## SUA TAREFA
Reúna, sem alterações, todas as linhas dos itens abaixo em que aparece a palavra "layer".

(Registros de caixas dos elementos da imagem)
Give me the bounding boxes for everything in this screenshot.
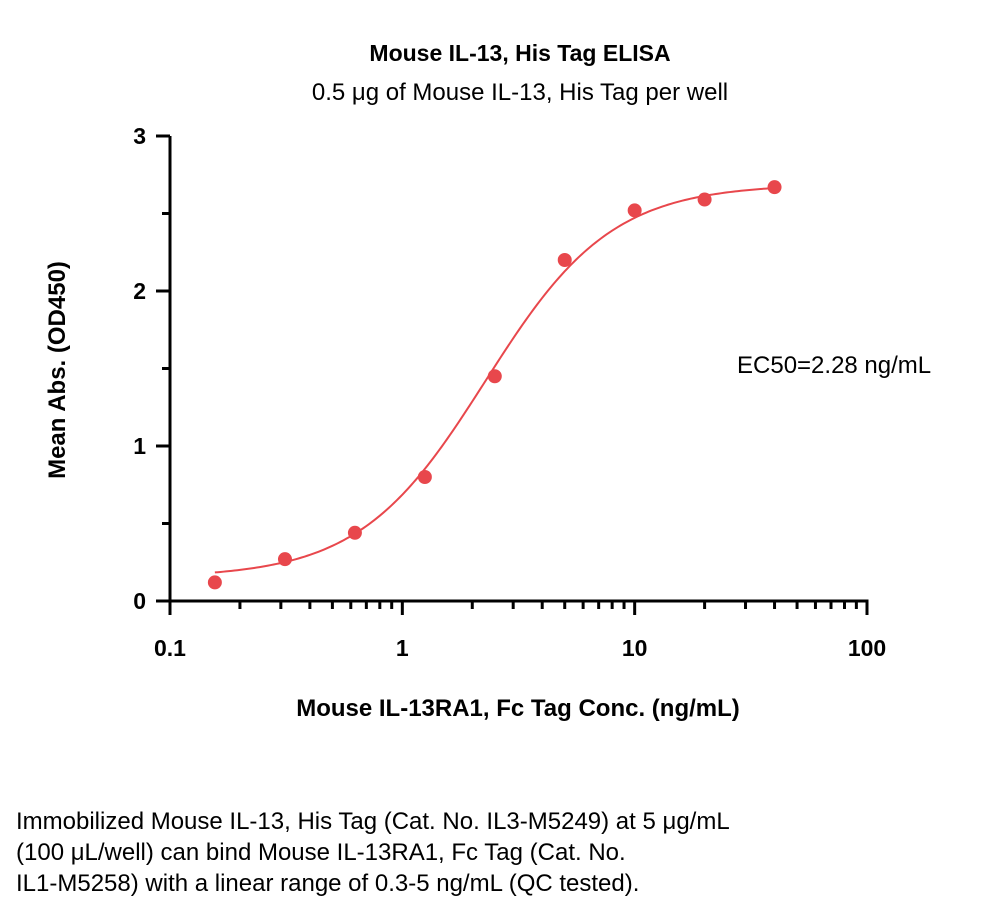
axes: 0 1 2 3 0.1 1 10 100	[133, 123, 886, 661]
x-tick-label: 10	[622, 635, 648, 661]
data-point	[347, 525, 362, 540]
x-tick-label: 0.1	[154, 635, 186, 661]
data-point	[417, 470, 432, 484]
fit-curve-layer	[214, 187, 775, 574]
data-points-layer	[207, 180, 782, 590]
data-point	[627, 203, 642, 218]
chart-subtitle: 0.5 μg of Mouse IL-13, His Tag per well	[312, 79, 728, 106]
data-point	[697, 192, 712, 207]
data-point	[557, 253, 572, 267]
ec50-annotation: EC50=2.28 ng/mL	[737, 352, 931, 379]
x-axis-label: Mouse IL-13RA1, Fc Tag Conc. (ng/mL)	[296, 695, 740, 722]
caption-line: (100 μL/well) can bind Mouse IL-13RA1, F…	[16, 839, 626, 866]
fit-curve	[214, 187, 775, 574]
figure-caption: Immobilized Mouse IL-13, His Tag (Cat. N…	[16, 806, 976, 899]
y-tick-label: 3	[133, 123, 146, 149]
chart-title: Mouse IL-13, His Tag ELISA	[369, 40, 670, 66]
y-tick-label: 1	[133, 433, 146, 459]
x-tick-label: 100	[848, 635, 886, 661]
data-point	[487, 369, 502, 384]
y-tick-label: 0	[133, 588, 146, 614]
caption-line: Immobilized Mouse IL-13, His Tag (Cat. N…	[16, 808, 730, 835]
caption-line: IL1-M5258) with a linear range of 0.3-5 …	[16, 870, 640, 897]
data-point	[207, 575, 222, 590]
y-axis-label: Mean Abs. (OD450)	[44, 261, 71, 479]
data-point	[277, 552, 292, 567]
x-tick-label: 1	[396, 635, 409, 661]
y-tick-label: 2	[133, 278, 146, 304]
data-point	[767, 180, 782, 195]
elisa-chart: Mouse IL-13, His Tag ELISA 0.5 μg of Mou…	[44, 40, 931, 722]
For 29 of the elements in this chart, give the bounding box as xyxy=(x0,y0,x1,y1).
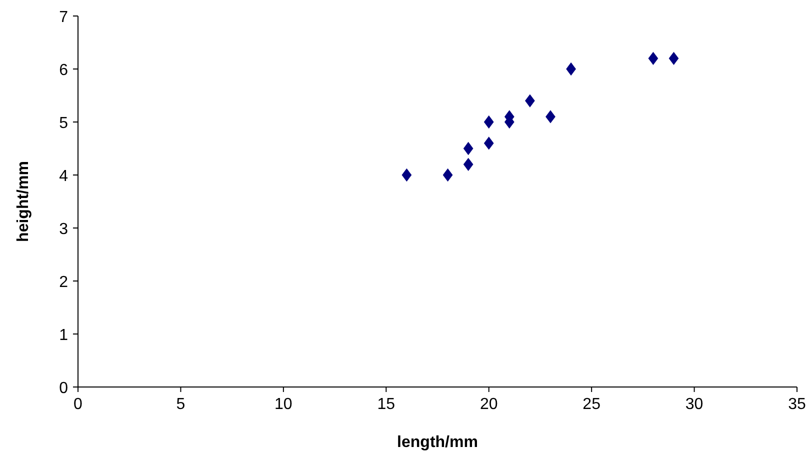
point xyxy=(566,62,576,76)
x-tick-label: 35 xyxy=(788,396,806,413)
point xyxy=(442,168,453,182)
x-tick-label: 5 xyxy=(176,396,186,413)
point xyxy=(648,52,658,65)
x-tick-label: 15 xyxy=(377,396,396,413)
x-tick-label: 20 xyxy=(480,396,498,413)
point xyxy=(402,168,412,182)
y-tick-label: 0 xyxy=(59,380,68,397)
point xyxy=(525,94,535,108)
y-tick-label: 6 xyxy=(59,62,68,79)
point xyxy=(546,110,556,124)
x-tick-label: 10 xyxy=(274,396,292,413)
x-tick-label: 30 xyxy=(685,396,704,413)
y-tick-label: 5 xyxy=(59,115,68,132)
y-tick-label: 7 xyxy=(59,9,68,26)
y-tick-label: 4 xyxy=(59,168,68,185)
x-tick-label: 0 xyxy=(74,396,83,413)
point xyxy=(484,136,494,150)
point xyxy=(463,142,474,156)
y-tick-label: 2 xyxy=(59,274,68,291)
y-tick-label: 3 xyxy=(59,221,68,238)
x-tick-label: 25 xyxy=(582,396,601,413)
point xyxy=(668,52,679,65)
point xyxy=(463,158,474,171)
point xyxy=(484,115,494,129)
y-axis-title: height/mm xyxy=(15,161,32,242)
y-tick-label: 1 xyxy=(59,327,68,344)
x-axis-title: length/mm xyxy=(397,434,478,451)
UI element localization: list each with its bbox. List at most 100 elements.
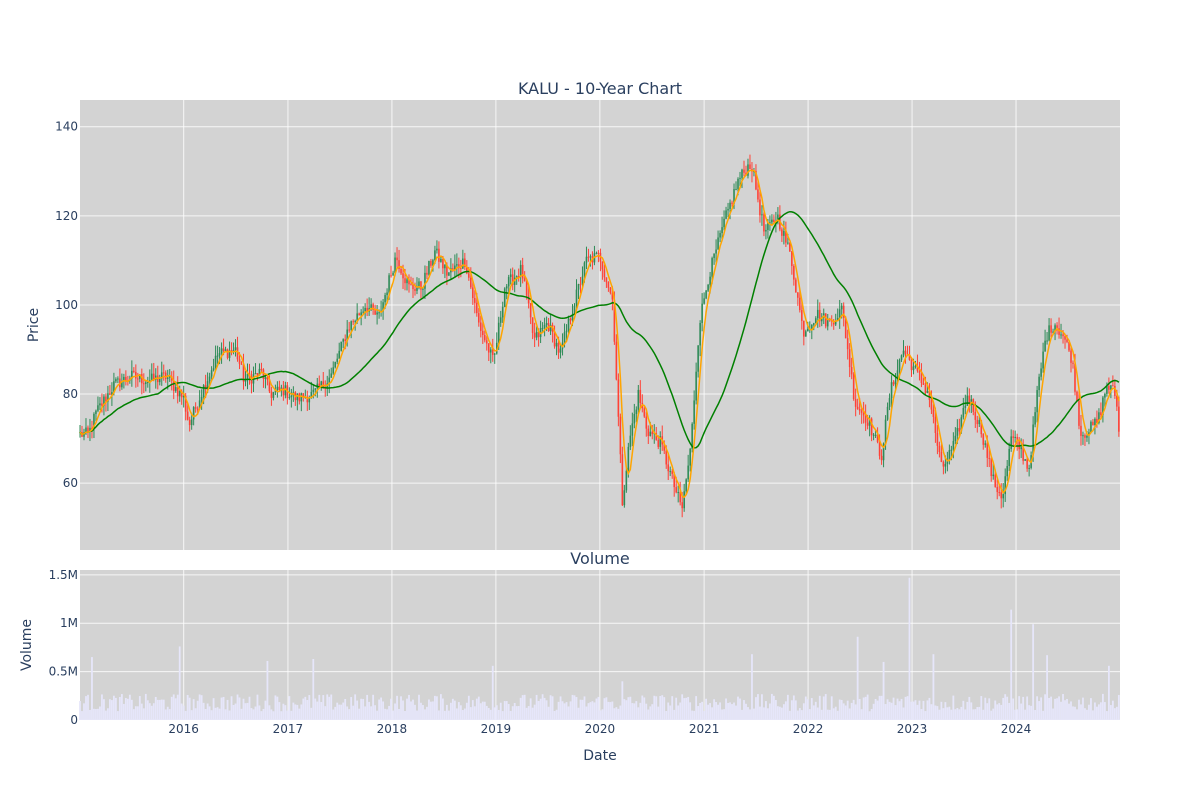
volume-bar	[196, 700, 199, 720]
candle-body	[1116, 395, 1118, 407]
price-candle	[454, 254, 456, 279]
volume-bar	[493, 707, 496, 720]
volume-bar	[996, 704, 999, 720]
volume-bar	[962, 700, 965, 720]
volume-y-tick-label: 0.5M	[49, 665, 78, 679]
volume-bar	[447, 710, 450, 720]
price-candle	[366, 298, 368, 317]
candle-body	[966, 395, 969, 406]
volume-bar	[521, 695, 524, 720]
candle-body	[1012, 436, 1014, 438]
volume-bar	[1070, 701, 1072, 720]
volume-bar	[202, 702, 205, 720]
candle-body	[89, 427, 91, 432]
volume-bar	[769, 703, 771, 720]
volume-bar	[743, 700, 745, 720]
volume-bar	[1060, 701, 1062, 720]
price-candle	[420, 281, 422, 299]
volume-bar	[603, 698, 606, 720]
volume-bar	[936, 706, 939, 720]
volume-bar	[164, 709, 167, 720]
candle-body	[472, 287, 474, 299]
volume-bar	[118, 696, 121, 720]
price-candle	[559, 344, 562, 359]
candle-body	[312, 389, 315, 392]
candle-body	[1026, 459, 1028, 469]
price-candle	[1002, 483, 1005, 508]
price-candle	[749, 154, 751, 170]
volume-bar	[174, 698, 177, 720]
volume-bar	[178, 646, 181, 720]
price-candle	[376, 305, 378, 325]
candle-body	[505, 286, 508, 289]
volume-bar	[838, 699, 841, 720]
candle-body	[998, 492, 1001, 494]
price-candle	[968, 388, 971, 413]
price-candle	[836, 308, 839, 322]
candle-body	[107, 393, 109, 402]
price-candle	[886, 402, 889, 421]
volume-bar	[942, 708, 945, 720]
volume-bar	[655, 696, 658, 720]
volume-bar	[605, 697, 608, 720]
volume-bar	[444, 710, 446, 720]
candle-body	[495, 342, 498, 354]
volume-bar	[818, 695, 821, 720]
candle-body	[663, 444, 666, 451]
candle-body	[141, 374, 143, 384]
slow-moving-average-line	[79, 210, 1120, 449]
candle-body	[468, 273, 470, 278]
price-candle	[97, 396, 99, 413]
candle-body	[442, 259, 444, 269]
candle-body	[587, 256, 590, 258]
volume-bar	[645, 703, 648, 720]
candle-body	[810, 324, 813, 329]
price-candle	[1076, 390, 1078, 402]
volume-bar	[533, 704, 536, 720]
volume-bar	[1102, 693, 1104, 720]
price-candle	[1118, 396, 1120, 437]
volume-bar	[950, 709, 953, 720]
candle-body	[976, 419, 979, 425]
price-candle	[246, 363, 249, 390]
volume-bar	[356, 700, 359, 720]
candle-body	[1016, 436, 1018, 442]
volume-bar	[637, 707, 640, 720]
candle-body	[1034, 412, 1036, 425]
volume-bar	[362, 698, 365, 720]
volume-bar	[497, 709, 500, 720]
volume-bar	[348, 709, 351, 720]
price-panel: 60 80 100 120 140 KALU - 10-Year Chart Price	[26, 79, 1120, 550]
volume-bar	[378, 699, 380, 720]
volume-y-tick-labels: 0 0.5M 1M 1.5M	[49, 568, 78, 727]
volume-bar	[142, 708, 145, 720]
price-candle	[1104, 392, 1106, 408]
volume-bar	[908, 577, 911, 720]
price-candle	[713, 253, 715, 265]
candle-body	[938, 445, 941, 453]
candle-body	[246, 373, 249, 380]
candle-body	[1040, 368, 1042, 377]
price-candle	[338, 342, 341, 359]
volume-bar	[1076, 709, 1078, 720]
candle-body	[876, 434, 879, 443]
volume-bar	[436, 696, 438, 720]
price-candle	[1058, 317, 1060, 339]
volume-y-tick-label: 1M	[60, 616, 78, 630]
volume-bar	[1062, 694, 1064, 720]
price-candle	[673, 472, 676, 497]
price-candle	[1108, 377, 1110, 394]
volume-bar	[545, 700, 548, 720]
candle-body	[491, 349, 494, 355]
candle-body	[848, 349, 851, 368]
price-candle	[797, 292, 799, 306]
volume-bar	[625, 700, 628, 720]
candle-body	[1098, 412, 1100, 424]
volume-bar	[844, 705, 847, 720]
volume-bar	[631, 703, 634, 720]
candle-body	[268, 379, 271, 392]
candle-body	[797, 292, 799, 298]
candle-body	[541, 327, 544, 329]
candle-body	[178, 390, 181, 397]
price-candle	[946, 451, 949, 472]
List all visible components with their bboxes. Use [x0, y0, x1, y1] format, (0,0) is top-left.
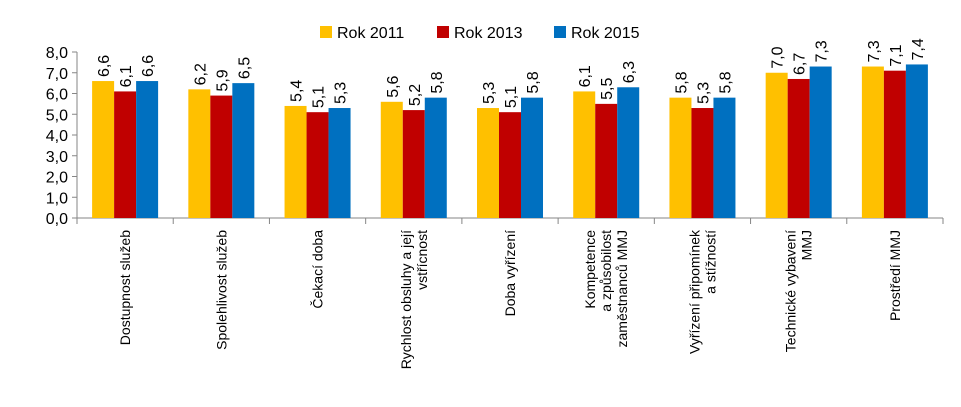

## RESULTADO DA TAREFA
fit-curve-layer	[214, 187, 775, 574]
data-points-layer	[207, 180, 782, 590]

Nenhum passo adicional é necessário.